==== Data to use
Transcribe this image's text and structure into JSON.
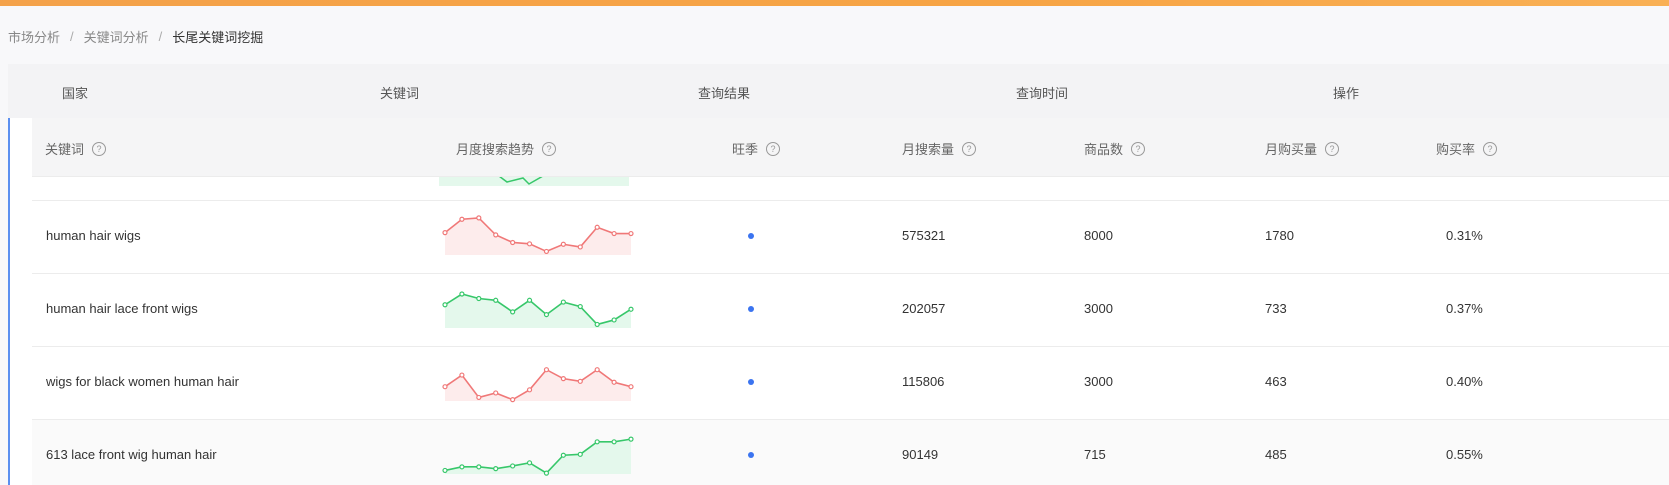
{
  "breadcrumb": {
    "items": [
      "市场分析",
      "关键词分析"
    ],
    "separator": "/",
    "current": "长尾关键词挖掘"
  },
  "query_header": {
    "columns": [
      "国家",
      "关键词",
      "查询结果",
      "查询时间",
      "操作"
    ]
  },
  "table": {
    "headers": {
      "keyword": "关键词",
      "trend": "月度搜索趋势",
      "peak": "旺季",
      "monthly_search": "月搜索量",
      "product_count": "商品数",
      "monthly_purchase": "月购买量",
      "purchase_rate": "购买率"
    },
    "help_glyph": "?",
    "rows": [
      {
        "keyword": "human hair wigs",
        "trend_color": "#f07878",
        "trend_fill": "#fdecec",
        "trend": [
          5,
          8,
          8.3,
          4.5,
          2.8,
          2.5,
          0.8,
          2.4,
          1.8,
          6.2,
          4.8,
          4.8
        ],
        "peak_dot_color": "#3b74f0",
        "monthly_search": "575321",
        "product_count": "8000",
        "monthly_purchase": "1780",
        "purchase_rate": "0.31%"
      },
      {
        "keyword": "human hair lace front wigs",
        "trend_color": "#37c76a",
        "trend_fill": "#e4f8ec",
        "trend": [
          5.2,
          7.6,
          6.6,
          6.2,
          3.6,
          6.2,
          3.0,
          5.8,
          4.8,
          0.8,
          1.8,
          4.2
        ],
        "peak_dot_color": "#3b74f0",
        "monthly_search": "202057",
        "product_count": "3000",
        "monthly_purchase": "733",
        "purchase_rate": "0.37%"
      },
      {
        "keyword": "wigs for black women human hair",
        "trend_color": "#f07878",
        "trend_fill": "#fdecec",
        "trend": [
          3.2,
          5.8,
          0.8,
          1.8,
          0.3,
          2.5,
          7.0,
          5.0,
          4.4,
          7.0,
          4.2,
          3.2
        ],
        "peak_dot_color": "#3b74f0",
        "monthly_search": "115806",
        "product_count": "3000",
        "monthly_purchase": "463",
        "purchase_rate": "0.40%"
      },
      {
        "keyword": "613 lace front wig human hair",
        "trend_color": "#37c76a",
        "trend_fill": "#e4f8ec",
        "trend": [
          0.8,
          1.6,
          1.6,
          1.2,
          1.8,
          2.5,
          0.2,
          4.2,
          4.4,
          7.2,
          7.2,
          7.8
        ],
        "peak_dot_color": "#3b74f0",
        "monthly_search": "90149",
        "product_count": "715",
        "monthly_purchase": "485",
        "purchase_rate": "0.55%"
      }
    ]
  }
}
========
-- Stated task --
Check every line for "human" and show the ones that have it.

-- The solution --
        "keyword": "human hair wigs",
        "keyword": "human hair lace front wigs",
        "keyword": "wigs for black women human hair",
        "keyword": "613 lace front wig human hair",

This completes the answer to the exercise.